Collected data
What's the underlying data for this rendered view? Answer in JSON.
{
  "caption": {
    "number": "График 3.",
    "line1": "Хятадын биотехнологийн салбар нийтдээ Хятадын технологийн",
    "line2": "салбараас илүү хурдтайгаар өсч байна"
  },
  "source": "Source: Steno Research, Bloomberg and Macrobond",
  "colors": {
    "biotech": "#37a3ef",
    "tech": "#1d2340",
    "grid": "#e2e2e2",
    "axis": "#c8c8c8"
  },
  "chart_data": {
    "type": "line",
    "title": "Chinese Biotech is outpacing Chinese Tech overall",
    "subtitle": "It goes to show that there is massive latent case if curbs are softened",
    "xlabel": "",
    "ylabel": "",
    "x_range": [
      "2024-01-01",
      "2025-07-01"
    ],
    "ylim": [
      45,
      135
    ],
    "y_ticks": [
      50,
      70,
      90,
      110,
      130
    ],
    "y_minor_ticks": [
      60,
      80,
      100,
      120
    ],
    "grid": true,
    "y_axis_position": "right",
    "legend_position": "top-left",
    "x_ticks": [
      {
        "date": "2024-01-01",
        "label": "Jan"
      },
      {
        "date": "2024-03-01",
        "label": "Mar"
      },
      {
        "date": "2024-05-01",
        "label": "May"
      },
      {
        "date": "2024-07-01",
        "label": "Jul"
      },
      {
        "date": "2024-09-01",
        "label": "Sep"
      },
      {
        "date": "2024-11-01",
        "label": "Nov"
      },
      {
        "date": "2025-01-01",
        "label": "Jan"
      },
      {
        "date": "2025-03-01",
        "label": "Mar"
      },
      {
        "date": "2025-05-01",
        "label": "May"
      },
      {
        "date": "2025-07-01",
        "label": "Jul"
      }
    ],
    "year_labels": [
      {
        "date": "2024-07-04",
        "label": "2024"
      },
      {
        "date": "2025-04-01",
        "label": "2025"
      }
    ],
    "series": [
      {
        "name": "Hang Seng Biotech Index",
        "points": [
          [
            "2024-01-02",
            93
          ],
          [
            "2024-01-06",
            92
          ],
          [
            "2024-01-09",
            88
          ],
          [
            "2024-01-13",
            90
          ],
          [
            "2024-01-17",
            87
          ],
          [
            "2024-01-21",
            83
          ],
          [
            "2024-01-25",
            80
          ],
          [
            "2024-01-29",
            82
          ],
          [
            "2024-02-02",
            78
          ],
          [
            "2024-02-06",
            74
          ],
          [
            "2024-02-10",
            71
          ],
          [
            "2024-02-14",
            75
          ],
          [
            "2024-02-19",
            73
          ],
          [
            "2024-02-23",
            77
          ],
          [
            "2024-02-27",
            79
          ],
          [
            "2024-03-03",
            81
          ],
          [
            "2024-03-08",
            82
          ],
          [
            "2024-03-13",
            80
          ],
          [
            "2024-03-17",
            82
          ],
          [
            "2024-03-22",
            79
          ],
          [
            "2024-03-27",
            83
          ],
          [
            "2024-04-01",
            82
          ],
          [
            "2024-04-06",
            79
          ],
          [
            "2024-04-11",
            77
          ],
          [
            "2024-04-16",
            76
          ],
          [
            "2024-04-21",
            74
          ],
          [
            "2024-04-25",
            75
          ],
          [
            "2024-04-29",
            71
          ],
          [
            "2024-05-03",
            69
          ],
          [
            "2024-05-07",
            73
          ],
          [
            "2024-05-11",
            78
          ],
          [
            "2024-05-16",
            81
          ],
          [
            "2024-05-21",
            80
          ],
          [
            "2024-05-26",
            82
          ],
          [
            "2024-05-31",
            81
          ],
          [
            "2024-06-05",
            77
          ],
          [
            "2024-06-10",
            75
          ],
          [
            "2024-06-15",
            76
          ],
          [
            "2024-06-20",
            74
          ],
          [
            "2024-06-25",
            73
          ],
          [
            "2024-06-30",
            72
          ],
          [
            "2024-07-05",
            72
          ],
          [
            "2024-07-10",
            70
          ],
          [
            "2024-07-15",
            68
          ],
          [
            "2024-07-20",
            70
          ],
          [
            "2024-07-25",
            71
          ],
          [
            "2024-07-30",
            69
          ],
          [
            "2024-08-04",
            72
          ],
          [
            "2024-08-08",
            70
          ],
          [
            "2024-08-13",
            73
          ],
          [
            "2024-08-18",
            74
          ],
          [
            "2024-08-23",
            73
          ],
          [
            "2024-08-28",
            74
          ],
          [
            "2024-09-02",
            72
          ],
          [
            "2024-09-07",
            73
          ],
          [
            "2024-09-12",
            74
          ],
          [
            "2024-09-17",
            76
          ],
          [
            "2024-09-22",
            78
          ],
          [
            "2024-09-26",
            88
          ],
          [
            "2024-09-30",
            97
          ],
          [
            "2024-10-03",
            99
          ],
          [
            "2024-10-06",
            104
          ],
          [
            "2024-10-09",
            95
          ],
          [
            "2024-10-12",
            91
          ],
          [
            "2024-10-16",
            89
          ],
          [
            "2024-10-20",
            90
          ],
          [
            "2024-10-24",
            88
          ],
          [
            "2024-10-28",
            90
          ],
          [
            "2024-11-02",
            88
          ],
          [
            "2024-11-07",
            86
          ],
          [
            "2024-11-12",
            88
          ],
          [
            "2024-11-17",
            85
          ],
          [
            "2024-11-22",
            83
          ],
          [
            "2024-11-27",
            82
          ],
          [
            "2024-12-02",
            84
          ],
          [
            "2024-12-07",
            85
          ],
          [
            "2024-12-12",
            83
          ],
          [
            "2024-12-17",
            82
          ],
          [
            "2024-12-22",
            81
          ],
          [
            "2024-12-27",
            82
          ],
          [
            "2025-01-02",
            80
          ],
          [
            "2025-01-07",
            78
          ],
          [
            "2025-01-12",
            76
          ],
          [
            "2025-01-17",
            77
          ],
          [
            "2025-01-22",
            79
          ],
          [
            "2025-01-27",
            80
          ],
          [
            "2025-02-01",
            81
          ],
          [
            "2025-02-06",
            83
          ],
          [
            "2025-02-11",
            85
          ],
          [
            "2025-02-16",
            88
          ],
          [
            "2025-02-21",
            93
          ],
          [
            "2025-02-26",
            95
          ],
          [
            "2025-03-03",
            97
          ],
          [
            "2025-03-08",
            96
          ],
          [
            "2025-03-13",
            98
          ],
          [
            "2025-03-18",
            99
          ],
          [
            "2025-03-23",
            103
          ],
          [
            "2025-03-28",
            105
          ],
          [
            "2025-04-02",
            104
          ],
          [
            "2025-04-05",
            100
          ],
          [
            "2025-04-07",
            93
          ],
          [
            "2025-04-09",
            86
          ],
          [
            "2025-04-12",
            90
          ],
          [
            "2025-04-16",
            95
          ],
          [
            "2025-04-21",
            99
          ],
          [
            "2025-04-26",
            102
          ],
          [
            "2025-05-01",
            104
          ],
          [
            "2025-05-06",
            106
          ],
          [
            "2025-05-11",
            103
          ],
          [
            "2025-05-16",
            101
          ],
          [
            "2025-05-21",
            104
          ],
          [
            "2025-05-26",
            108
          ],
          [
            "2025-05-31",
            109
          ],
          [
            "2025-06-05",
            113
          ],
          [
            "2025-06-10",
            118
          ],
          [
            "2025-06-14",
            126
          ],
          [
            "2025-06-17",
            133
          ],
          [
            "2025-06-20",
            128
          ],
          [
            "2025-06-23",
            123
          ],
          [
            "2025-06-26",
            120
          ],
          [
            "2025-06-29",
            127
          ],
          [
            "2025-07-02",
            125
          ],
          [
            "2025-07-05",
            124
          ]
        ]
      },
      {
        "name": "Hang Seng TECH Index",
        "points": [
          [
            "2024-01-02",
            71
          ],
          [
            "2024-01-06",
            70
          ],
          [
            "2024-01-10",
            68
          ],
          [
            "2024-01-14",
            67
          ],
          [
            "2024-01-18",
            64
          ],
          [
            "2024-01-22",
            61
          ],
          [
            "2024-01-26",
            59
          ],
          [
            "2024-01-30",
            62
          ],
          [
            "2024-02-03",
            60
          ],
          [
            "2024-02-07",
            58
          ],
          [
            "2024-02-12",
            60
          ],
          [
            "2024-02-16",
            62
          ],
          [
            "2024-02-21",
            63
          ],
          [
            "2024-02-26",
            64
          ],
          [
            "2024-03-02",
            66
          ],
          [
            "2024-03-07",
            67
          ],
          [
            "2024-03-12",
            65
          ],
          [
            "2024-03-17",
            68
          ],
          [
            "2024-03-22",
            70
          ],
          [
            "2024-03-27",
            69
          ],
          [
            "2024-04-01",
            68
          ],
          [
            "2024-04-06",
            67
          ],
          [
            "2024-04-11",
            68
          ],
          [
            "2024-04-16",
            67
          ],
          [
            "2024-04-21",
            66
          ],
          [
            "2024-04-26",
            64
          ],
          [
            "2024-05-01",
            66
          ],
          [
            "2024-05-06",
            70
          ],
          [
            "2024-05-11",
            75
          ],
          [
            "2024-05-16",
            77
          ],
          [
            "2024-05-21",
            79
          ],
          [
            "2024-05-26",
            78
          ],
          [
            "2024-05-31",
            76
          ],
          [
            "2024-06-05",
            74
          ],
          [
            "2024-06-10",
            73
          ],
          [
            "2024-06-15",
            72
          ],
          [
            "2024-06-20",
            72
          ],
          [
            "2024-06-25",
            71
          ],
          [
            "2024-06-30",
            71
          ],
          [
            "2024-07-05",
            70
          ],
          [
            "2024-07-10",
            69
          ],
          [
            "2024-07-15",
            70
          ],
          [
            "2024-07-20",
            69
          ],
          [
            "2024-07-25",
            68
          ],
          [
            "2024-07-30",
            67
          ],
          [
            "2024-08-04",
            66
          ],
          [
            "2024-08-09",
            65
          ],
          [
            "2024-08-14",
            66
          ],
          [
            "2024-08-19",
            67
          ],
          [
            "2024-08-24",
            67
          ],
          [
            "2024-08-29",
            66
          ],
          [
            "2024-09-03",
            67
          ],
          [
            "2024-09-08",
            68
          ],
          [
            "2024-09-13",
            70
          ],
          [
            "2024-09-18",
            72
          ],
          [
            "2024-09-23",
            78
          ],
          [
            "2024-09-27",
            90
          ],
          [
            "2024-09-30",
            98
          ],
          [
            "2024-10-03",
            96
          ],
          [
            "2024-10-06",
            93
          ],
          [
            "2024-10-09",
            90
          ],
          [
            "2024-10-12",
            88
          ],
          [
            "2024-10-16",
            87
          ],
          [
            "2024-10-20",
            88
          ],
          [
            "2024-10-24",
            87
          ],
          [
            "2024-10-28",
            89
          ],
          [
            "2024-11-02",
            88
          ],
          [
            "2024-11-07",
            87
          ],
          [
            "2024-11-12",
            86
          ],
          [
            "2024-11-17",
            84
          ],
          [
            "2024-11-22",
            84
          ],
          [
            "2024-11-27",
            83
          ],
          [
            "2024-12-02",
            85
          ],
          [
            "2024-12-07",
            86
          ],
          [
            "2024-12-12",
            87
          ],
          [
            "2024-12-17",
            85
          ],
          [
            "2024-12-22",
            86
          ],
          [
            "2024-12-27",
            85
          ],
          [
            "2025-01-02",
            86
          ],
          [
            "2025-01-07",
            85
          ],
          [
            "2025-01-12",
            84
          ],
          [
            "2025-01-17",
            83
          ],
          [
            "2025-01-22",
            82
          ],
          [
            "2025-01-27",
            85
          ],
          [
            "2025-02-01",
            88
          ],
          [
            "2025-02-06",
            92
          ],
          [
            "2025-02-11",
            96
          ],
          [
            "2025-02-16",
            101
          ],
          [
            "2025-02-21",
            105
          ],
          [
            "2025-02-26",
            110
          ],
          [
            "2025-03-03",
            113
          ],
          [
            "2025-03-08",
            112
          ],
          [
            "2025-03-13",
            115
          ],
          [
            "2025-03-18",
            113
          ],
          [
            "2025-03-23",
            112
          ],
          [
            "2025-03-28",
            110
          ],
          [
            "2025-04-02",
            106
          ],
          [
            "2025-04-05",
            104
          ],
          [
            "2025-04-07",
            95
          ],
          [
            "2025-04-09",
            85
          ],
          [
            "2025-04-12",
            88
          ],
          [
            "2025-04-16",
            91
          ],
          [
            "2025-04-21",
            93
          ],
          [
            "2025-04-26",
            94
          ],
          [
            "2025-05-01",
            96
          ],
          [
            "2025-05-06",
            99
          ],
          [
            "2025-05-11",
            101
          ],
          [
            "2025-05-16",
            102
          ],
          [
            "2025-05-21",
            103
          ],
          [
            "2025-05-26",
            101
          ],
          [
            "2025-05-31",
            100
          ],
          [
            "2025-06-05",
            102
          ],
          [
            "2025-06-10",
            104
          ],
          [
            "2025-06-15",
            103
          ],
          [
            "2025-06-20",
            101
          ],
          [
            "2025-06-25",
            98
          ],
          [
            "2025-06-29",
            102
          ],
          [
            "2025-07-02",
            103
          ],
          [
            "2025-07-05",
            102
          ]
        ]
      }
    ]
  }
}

▶ **Instructions to follow**: Which lines contain "Hang"? Show each of them.

▶ **Task answer**:
        "name": "Hang Seng Biotech Index",
        "name": "Hang Seng TECH Index",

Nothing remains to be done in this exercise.